Task instructions. Find each line containing the string "house". Copy it.

════

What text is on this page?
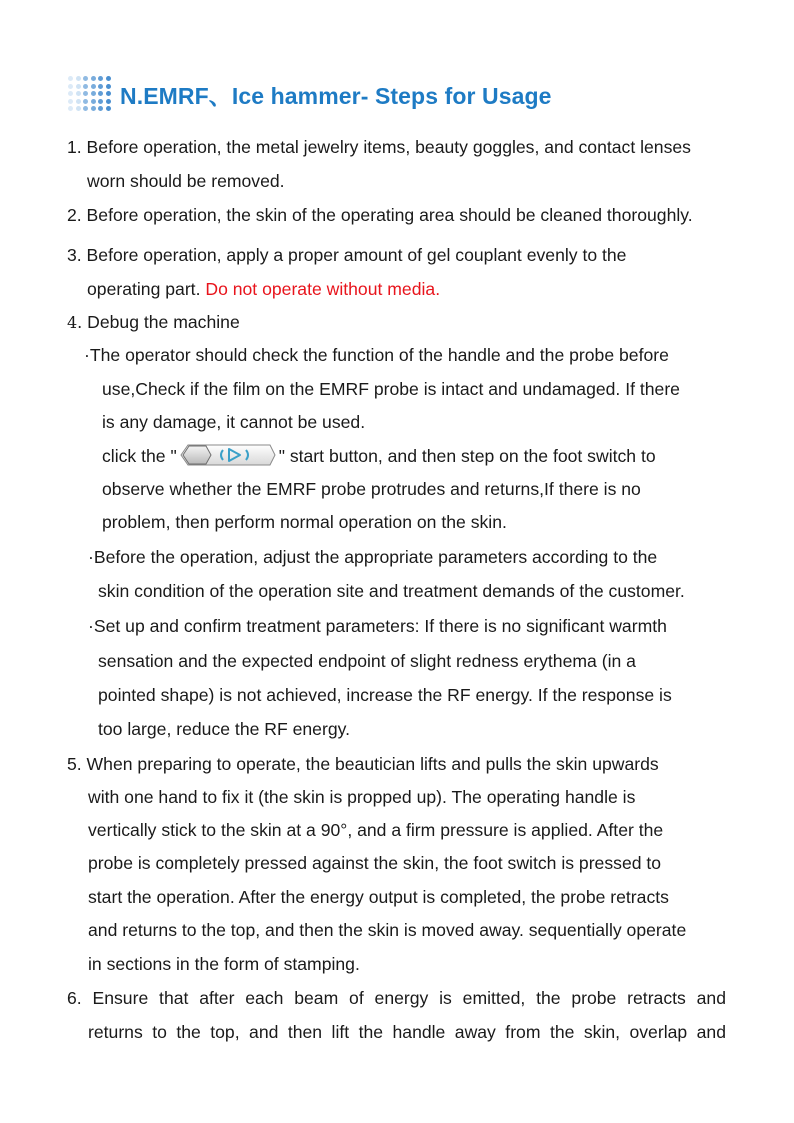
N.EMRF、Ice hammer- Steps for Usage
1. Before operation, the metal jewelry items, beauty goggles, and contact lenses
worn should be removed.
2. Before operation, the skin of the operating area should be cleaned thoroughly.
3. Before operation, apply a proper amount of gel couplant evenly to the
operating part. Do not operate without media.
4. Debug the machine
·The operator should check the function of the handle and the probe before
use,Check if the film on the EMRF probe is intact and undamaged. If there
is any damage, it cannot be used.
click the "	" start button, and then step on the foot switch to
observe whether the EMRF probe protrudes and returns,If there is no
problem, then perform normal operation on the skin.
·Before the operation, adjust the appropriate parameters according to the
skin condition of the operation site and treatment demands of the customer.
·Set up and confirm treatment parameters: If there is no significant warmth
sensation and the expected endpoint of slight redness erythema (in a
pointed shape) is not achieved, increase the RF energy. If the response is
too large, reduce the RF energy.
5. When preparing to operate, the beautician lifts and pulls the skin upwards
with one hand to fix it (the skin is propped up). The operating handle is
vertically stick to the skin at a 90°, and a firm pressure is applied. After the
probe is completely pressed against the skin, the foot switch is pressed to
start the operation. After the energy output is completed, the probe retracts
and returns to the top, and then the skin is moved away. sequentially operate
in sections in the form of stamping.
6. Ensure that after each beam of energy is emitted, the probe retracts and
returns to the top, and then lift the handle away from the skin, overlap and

════

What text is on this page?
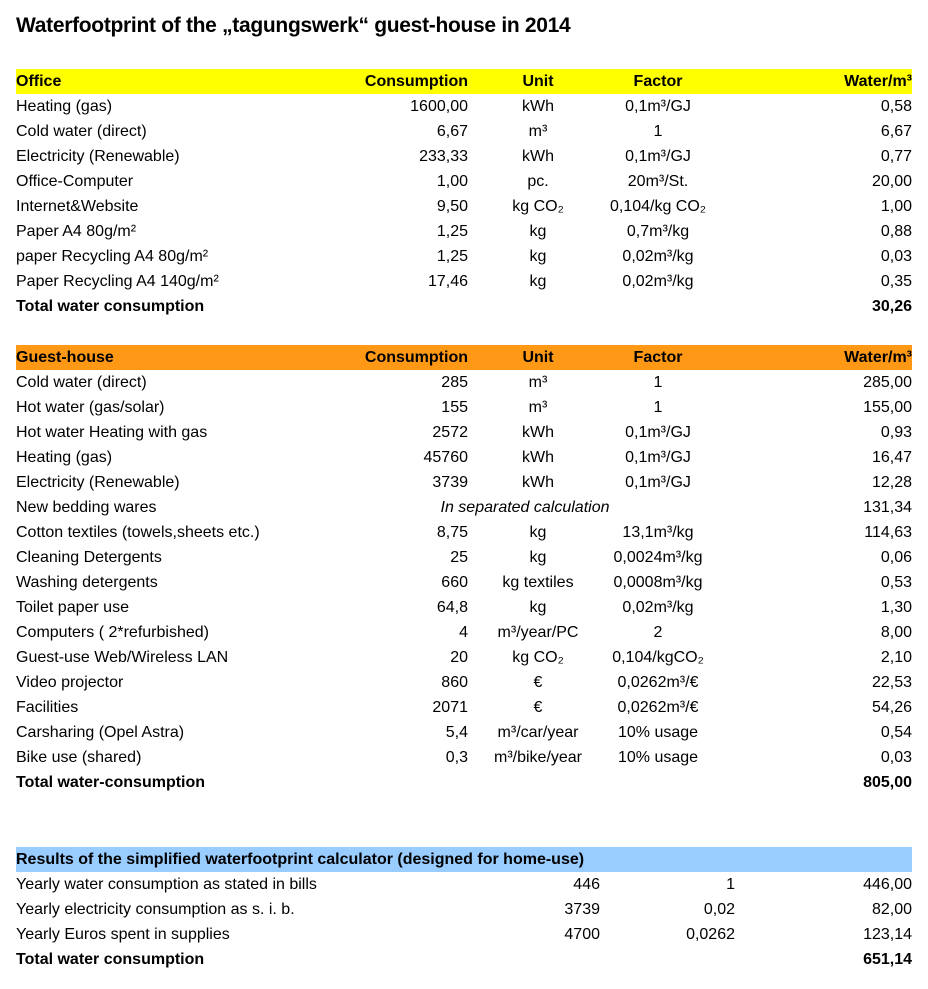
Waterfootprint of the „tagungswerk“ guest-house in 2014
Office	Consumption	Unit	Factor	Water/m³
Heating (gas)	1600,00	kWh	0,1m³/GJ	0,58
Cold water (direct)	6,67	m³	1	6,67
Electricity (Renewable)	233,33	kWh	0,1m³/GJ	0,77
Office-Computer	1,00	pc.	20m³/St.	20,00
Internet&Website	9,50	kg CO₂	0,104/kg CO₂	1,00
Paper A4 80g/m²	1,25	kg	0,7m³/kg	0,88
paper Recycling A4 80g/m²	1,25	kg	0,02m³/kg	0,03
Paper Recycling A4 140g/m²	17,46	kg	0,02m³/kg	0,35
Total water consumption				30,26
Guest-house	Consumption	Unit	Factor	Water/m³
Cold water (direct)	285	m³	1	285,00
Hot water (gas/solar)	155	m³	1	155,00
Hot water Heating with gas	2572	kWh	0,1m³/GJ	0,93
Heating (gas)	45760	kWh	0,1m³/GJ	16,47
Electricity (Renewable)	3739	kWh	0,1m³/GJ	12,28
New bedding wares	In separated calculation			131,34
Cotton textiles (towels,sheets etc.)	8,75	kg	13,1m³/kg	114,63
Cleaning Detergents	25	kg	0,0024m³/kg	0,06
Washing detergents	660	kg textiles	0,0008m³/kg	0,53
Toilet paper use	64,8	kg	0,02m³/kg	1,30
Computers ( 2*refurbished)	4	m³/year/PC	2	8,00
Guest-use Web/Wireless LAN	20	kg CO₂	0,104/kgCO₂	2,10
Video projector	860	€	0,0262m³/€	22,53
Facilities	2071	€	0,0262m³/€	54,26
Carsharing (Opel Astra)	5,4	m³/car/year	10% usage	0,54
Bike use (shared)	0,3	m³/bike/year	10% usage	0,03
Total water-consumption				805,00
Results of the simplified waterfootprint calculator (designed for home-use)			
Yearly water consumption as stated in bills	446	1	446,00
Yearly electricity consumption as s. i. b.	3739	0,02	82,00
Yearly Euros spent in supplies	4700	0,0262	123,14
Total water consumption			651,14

════

Task result.
Waterfootprint of the „tagungswerk“ guest-house in 2014
Guest-house	Consumption	Unit	Factor	Water/m³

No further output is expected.